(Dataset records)
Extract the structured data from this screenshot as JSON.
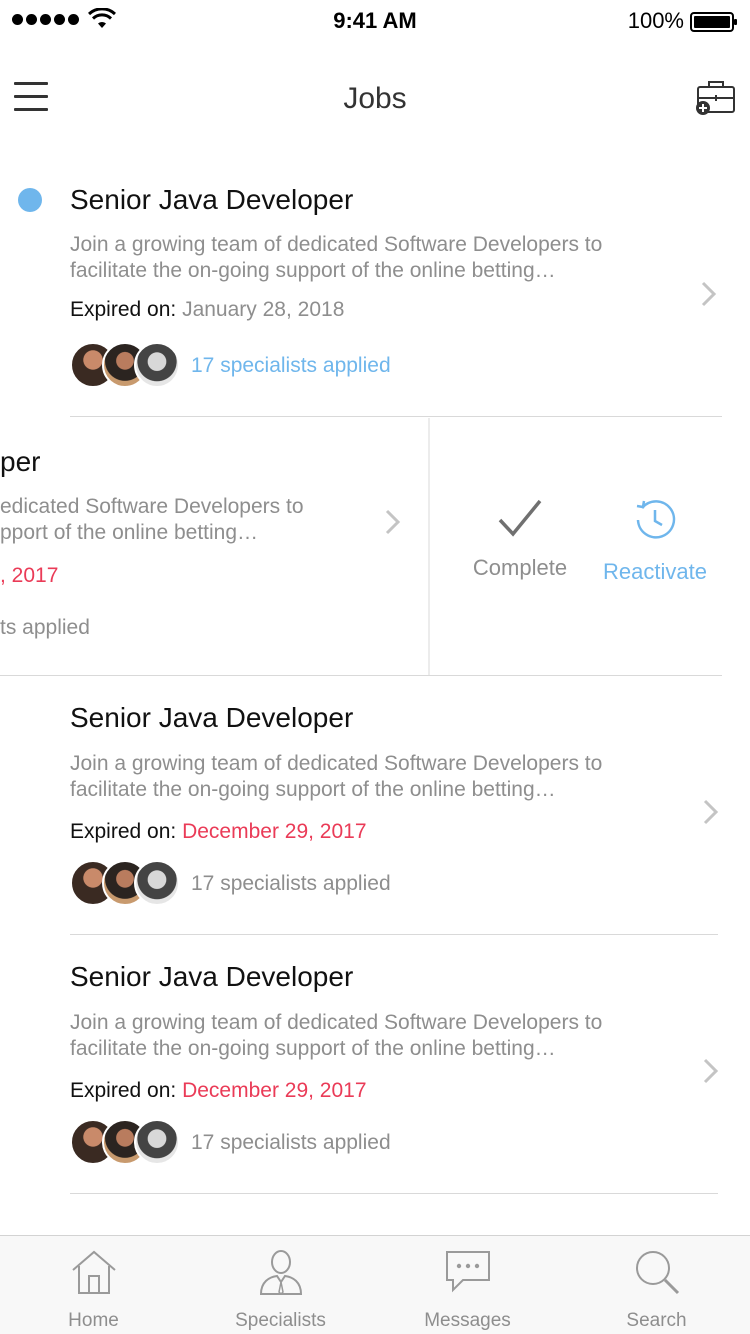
{
  "status_bar": {
    "time": "9:41 AM",
    "battery": "100%"
  },
  "nav": {
    "title": "Jobs"
  },
  "jobs": [
    {
      "title": "Senior Java Developer",
      "description_line1": "Join a growing team of dedicated Software Developers to",
      "description_line2": "facilitate the on-going support of the online betting…",
      "expiry_label": "Expired on:",
      "expiry_date": "January 28, 2018",
      "applied": "17 specialists applied",
      "unread": true
    },
    {
      "title_partial": "per",
      "description_line1_partial": "edicated Software Developers to",
      "description_line2_partial": "pport of the online betting…",
      "expiry_date_partial": ", 2017",
      "applied_partial": "ts applied",
      "actions": {
        "complete": "Complete",
        "reactivate": "Reactivate"
      }
    },
    {
      "title": "Senior Java Developer",
      "description_line1": "Join a growing team of dedicated Software Developers to",
      "description_line2": "facilitate the on-going support of the online betting…",
      "expiry_label": "Expired on:",
      "expiry_date": "December 29, 2017",
      "applied": "17 specialists applied"
    },
    {
      "title": "Senior Java Developer",
      "description_line1": "Join a growing team of dedicated Software Developers to",
      "description_line2": "facilitate the on-going support of the online betting…",
      "expiry_label": "Expired on:",
      "expiry_date": "December 29, 2017",
      "applied": "17 specialists applied"
    }
  ],
  "tabs": [
    {
      "label": "Home",
      "icon": "home-icon"
    },
    {
      "label": "Specialists",
      "icon": "specialist-icon"
    },
    {
      "label": "Messages",
      "icon": "chat-icon"
    },
    {
      "label": "Search",
      "icon": "search-icon"
    }
  ],
  "colors": {
    "accent_blue": "#6fb6ec",
    "expired_red": "#ea3b57",
    "secondary_text": "#8e8e8e",
    "divider": "#d9d9d9"
  }
}
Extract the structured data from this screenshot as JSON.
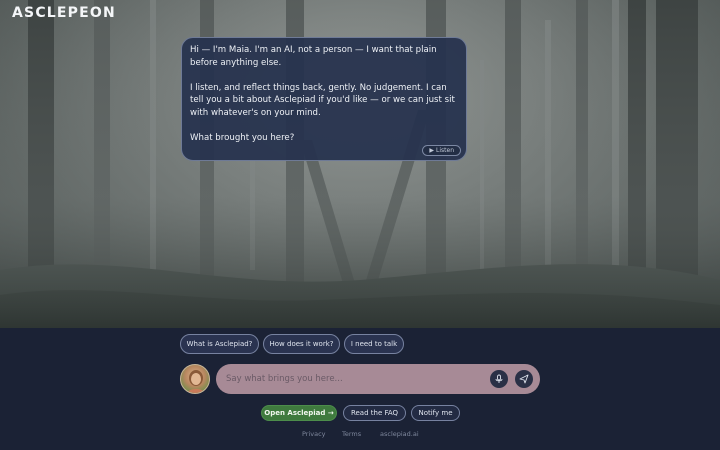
{
  "brand": {
    "logo_text": "ASCLEPEON"
  },
  "assistant": {
    "message_paragraphs": [
      "Hi — I'm Maia. I'm an AI, not a person — I want that plain before anything else.",
      "I listen, and reflect things back, gently. No judgement. I can tell you a bit about Asclepiad if you'd like — or we can just sit with whatever's on your mind.",
      "What brought you here?"
    ],
    "listen_label": "Listen",
    "listen_icon": "play-icon"
  },
  "suggestions": [
    {
      "label": "What is Asclepiad?"
    },
    {
      "label": "How does it work?"
    },
    {
      "label": "I need to talk"
    }
  ],
  "composer": {
    "placeholder": "Say what brings you here...",
    "mic_icon": "microphone-icon",
    "send_icon": "send-icon"
  },
  "actions": {
    "primary_label": "Open Asclepiad →",
    "faq_label": "Read the FAQ",
    "notify_label": "Notify me"
  },
  "footer": {
    "privacy": "Privacy",
    "terms": "Terms",
    "domain": "asclepiad.ai"
  },
  "colors": {
    "panel_bg": "#1b2235",
    "input_bg": "#a78a96",
    "primary_button": "#3f7a3e",
    "bubble_bg": "#26324e"
  }
}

### Task instructions
Pictures stay out of the copy; please restate every record above exactly.

### Exercise answer
Extract the structured data from this screenshot as JSON.
{
  "status_bar": {
    "time": "9:41 AM",
    "battery": "100%"
  },
  "nav": {
    "title": "Jobs"
  },
  "jobs": [
    {
      "title": "Senior Java Developer",
      "description_line1": "Join a growing team of dedicated Software Developers to",
      "description_line2": "facilitate the on-going support of the online betting…",
      "expiry_label": "Expired on:",
      "expiry_date": "January 28, 2018",
      "applied": "17 specialists applied",
      "unread": true
    },
    {
      "title_partial": "per",
      "description_line1_partial": "edicated Software Developers to",
      "description_line2_partial": "pport of the online betting…",
      "expiry_date_partial": ", 2017",
      "applied_partial": "ts applied",
      "actions": {
        "complete": "Complete",
        "reactivate": "Reactivate"
      }
    },
    {
      "title": "Senior Java Developer",
      "description_line1": "Join a growing team of dedicated Software Developers to",
      "description_line2": "facilitate the on-going support of the online betting…",
      "expiry_label": "Expired on:",
      "expiry_date": "December 29, 2017",
      "applied": "17 specialists applied"
    },
    {
      "title": "Senior Java Developer",
      "description_line1": "Join a growing team of dedicated Software Developers to",
      "description_line2": "facilitate the on-going support of the online betting…",
      "expiry_label": "Expired on:",
      "expiry_date": "December 29, 2017",
      "applied": "17 specialists applied"
    }
  ],
  "tabs": [
    {
      "label": "Home",
      "icon": "home-icon"
    },
    {
      "label": "Specialists",
      "icon": "specialist-icon"
    },
    {
      "label": "Messages",
      "icon": "chat-icon"
    },
    {
      "label": "Search",
      "icon": "search-icon"
    }
  ],
  "colors": {
    "accent_blue": "#6fb6ec",
    "expired_red": "#ea3b57",
    "secondary_text": "#8e8e8e",
    "divider": "#d9d9d9"
  }
}
Extract the structured data from this screenshot as JSON.
{
  "brand": {
    "logo_text": "ASCLEPEON"
  },
  "assistant": {
    "message_paragraphs": [
      "Hi — I'm Maia. I'm an AI, not a person — I want that plain before anything else.",
      "I listen, and reflect things back, gently. No judgement. I can tell you a bit about Asclepiad if you'd like — or we can just sit with whatever's on your mind.",
      "What brought you here?"
    ],
    "listen_label": "Listen",
    "listen_icon": "play-icon"
  },
  "suggestions": [
    {
      "label": "What is Asclepiad?"
    },
    {
      "label": "How does it work?"
    },
    {
      "label": "I need to talk"
    }
  ],
  "composer": {
    "placeholder": "Say what brings you here...",
    "mic_icon": "microphone-icon",
    "send_icon": "send-icon"
  },
  "actions": {
    "primary_label": "Open Asclepiad →",
    "faq_label": "Read the FAQ",
    "notify_label": "Notify me"
  },
  "footer": {
    "privacy": "Privacy",
    "terms": "Terms",
    "domain": "asclepiad.ai"
  },
  "colors": {
    "panel_bg": "#1b2235",
    "input_bg": "#a78a96",
    "primary_button": "#3f7a3e",
    "bubble_bg": "#26324e"
  }
}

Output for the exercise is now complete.